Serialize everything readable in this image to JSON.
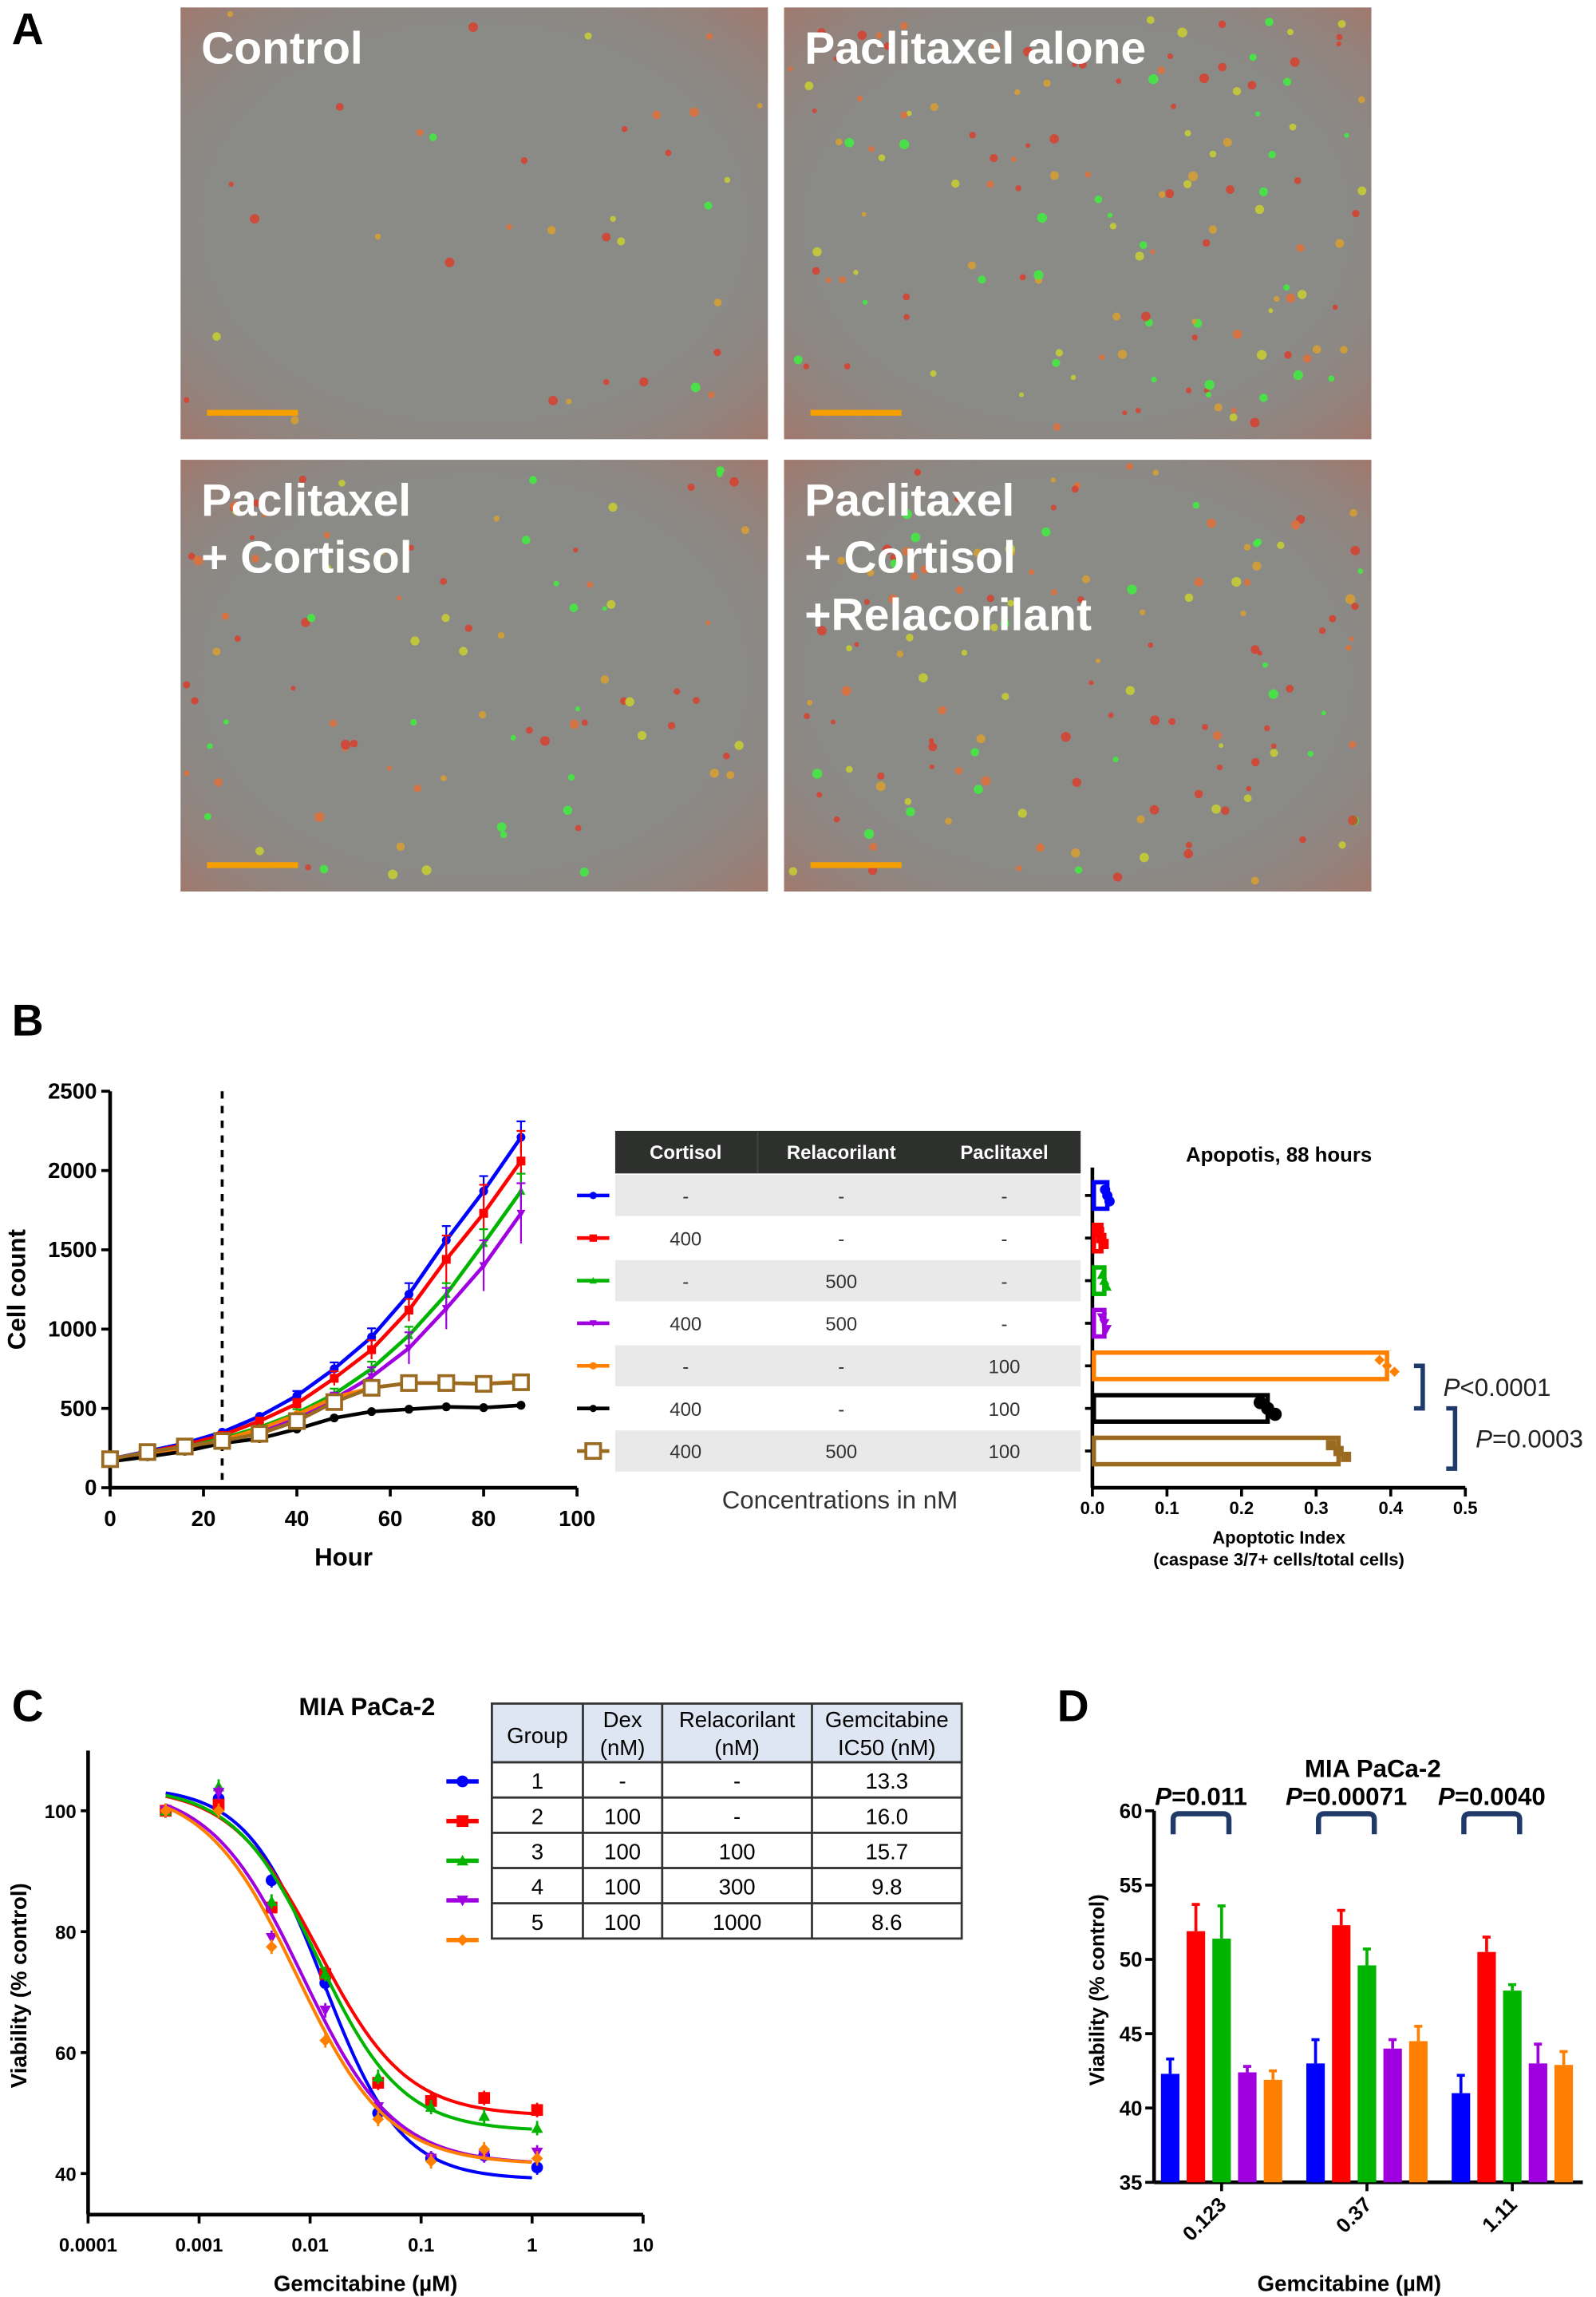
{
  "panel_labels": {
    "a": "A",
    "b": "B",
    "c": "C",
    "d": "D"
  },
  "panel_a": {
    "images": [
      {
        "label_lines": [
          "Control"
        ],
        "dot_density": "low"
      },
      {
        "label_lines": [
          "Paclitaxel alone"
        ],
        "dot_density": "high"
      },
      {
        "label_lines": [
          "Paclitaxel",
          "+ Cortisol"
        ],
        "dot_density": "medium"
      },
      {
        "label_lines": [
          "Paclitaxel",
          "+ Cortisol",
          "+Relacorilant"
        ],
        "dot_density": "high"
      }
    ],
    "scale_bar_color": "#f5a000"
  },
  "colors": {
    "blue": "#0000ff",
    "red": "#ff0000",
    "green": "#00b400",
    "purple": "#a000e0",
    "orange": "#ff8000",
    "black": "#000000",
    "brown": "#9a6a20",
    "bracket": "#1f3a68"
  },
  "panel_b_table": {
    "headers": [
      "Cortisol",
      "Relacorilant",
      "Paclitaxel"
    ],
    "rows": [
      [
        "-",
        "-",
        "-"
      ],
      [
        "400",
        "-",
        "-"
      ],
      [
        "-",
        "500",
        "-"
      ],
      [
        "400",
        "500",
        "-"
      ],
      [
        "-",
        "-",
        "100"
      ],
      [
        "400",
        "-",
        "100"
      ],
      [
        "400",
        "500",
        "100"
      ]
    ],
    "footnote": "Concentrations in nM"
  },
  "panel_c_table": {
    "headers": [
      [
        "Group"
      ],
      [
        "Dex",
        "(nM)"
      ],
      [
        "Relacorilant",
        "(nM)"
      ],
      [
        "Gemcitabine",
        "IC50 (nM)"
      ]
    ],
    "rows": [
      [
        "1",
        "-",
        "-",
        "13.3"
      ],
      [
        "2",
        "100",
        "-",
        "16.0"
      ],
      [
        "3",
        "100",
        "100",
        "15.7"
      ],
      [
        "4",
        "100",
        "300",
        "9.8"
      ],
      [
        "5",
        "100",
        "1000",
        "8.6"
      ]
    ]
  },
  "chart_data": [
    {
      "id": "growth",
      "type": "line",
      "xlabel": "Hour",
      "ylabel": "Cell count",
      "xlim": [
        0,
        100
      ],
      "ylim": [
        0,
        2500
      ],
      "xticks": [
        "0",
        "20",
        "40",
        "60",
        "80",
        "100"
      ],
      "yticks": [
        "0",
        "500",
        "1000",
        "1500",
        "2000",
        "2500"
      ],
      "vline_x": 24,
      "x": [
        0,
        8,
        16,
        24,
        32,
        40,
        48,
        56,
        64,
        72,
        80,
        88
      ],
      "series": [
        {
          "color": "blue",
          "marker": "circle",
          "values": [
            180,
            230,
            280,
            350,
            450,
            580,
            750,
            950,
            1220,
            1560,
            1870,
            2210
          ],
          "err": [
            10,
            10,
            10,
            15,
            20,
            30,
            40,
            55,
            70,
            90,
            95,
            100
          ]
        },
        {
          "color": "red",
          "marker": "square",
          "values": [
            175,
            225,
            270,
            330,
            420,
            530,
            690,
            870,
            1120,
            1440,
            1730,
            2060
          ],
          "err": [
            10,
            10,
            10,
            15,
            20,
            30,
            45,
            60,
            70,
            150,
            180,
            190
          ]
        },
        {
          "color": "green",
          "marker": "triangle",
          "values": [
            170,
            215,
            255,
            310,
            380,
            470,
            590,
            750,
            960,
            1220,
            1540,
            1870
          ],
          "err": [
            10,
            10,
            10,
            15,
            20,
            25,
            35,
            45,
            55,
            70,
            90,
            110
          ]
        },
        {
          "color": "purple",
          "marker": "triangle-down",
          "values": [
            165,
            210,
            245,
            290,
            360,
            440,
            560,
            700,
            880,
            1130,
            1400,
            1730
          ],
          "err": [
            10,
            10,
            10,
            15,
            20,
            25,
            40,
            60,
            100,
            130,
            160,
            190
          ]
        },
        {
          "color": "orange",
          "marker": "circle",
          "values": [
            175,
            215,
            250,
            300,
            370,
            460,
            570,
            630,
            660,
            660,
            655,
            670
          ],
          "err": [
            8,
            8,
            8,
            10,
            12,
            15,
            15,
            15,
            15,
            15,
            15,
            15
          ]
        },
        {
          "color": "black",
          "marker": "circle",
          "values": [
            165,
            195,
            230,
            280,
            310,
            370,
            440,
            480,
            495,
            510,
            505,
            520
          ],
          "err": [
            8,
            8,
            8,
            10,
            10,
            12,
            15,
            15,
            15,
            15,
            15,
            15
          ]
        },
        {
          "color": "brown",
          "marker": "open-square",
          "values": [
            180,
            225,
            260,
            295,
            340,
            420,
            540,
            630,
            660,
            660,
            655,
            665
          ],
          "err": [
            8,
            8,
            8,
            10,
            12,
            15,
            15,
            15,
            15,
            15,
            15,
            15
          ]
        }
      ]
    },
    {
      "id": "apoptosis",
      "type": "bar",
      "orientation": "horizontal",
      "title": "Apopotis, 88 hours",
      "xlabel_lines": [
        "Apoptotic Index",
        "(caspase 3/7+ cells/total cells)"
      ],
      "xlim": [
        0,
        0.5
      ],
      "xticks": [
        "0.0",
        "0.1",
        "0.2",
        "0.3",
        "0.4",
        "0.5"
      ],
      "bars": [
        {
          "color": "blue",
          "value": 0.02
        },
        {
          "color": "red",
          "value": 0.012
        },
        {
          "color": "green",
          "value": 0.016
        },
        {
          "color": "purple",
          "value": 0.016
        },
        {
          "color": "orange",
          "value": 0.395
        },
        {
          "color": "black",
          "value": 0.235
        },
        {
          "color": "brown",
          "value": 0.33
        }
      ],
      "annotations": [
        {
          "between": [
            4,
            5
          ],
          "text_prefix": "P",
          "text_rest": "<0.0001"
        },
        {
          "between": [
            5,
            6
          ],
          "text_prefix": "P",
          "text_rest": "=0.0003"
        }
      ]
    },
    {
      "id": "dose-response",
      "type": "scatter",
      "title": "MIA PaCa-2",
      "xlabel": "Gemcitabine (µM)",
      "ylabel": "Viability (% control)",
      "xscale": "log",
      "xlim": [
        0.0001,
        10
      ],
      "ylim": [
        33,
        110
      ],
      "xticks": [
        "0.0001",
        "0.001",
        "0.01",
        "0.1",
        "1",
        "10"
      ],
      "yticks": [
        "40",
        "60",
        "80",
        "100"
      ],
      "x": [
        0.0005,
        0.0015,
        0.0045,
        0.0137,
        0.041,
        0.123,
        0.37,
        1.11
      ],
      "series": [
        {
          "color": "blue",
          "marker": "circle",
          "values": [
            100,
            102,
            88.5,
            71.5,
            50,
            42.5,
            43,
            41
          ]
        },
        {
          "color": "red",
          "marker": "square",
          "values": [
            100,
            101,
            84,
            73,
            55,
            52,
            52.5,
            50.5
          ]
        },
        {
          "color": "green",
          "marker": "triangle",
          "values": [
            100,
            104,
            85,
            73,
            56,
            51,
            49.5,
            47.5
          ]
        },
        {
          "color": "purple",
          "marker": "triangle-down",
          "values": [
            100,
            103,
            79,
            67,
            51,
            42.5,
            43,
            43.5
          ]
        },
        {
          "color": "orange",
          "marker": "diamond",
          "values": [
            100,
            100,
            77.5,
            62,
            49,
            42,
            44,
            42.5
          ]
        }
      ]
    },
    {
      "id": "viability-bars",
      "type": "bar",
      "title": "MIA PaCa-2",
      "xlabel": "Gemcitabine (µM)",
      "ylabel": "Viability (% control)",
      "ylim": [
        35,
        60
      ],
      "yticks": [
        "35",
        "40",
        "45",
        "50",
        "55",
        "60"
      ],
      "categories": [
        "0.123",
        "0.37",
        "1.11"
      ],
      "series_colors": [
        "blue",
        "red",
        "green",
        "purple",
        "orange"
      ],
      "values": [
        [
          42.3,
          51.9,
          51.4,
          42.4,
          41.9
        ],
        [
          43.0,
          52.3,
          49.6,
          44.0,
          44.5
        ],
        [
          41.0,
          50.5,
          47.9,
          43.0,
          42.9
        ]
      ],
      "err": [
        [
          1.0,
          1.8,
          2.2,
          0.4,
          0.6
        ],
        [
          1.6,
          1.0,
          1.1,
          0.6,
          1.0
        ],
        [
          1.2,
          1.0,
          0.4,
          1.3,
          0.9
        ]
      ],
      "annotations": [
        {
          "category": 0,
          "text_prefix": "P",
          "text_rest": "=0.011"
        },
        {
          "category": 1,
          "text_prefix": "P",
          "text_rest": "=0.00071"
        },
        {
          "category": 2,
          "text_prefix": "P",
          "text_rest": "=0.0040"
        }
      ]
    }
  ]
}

---

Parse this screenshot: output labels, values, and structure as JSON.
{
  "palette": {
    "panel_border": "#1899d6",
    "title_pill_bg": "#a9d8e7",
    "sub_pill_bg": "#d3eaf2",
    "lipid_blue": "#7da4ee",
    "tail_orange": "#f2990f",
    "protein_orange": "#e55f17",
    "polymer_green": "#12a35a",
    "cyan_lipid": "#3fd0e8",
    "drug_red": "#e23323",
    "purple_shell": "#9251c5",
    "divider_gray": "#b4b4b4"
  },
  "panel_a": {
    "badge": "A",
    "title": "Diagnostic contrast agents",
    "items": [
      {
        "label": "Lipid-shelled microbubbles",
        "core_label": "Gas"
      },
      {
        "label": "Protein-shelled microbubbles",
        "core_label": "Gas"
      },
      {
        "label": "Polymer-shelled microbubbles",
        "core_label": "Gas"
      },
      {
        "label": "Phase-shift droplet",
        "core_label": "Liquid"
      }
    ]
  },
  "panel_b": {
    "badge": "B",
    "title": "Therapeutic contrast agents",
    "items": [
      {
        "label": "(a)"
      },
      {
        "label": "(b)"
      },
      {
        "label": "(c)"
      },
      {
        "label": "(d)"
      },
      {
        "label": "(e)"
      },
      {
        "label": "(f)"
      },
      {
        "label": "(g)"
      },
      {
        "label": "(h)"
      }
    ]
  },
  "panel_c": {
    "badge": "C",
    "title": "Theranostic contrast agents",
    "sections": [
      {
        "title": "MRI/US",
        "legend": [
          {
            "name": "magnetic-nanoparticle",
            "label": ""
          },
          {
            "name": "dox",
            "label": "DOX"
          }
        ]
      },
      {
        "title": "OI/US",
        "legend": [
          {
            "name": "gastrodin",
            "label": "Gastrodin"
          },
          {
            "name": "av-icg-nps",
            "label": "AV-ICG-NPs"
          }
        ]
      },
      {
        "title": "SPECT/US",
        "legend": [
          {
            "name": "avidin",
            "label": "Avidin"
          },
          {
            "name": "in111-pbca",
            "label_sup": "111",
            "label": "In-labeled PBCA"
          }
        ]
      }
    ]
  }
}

**Work instruction:** Please report how many lines of the listing contain the word "JSON", and include nothing beyond that number.

**Response box:** 2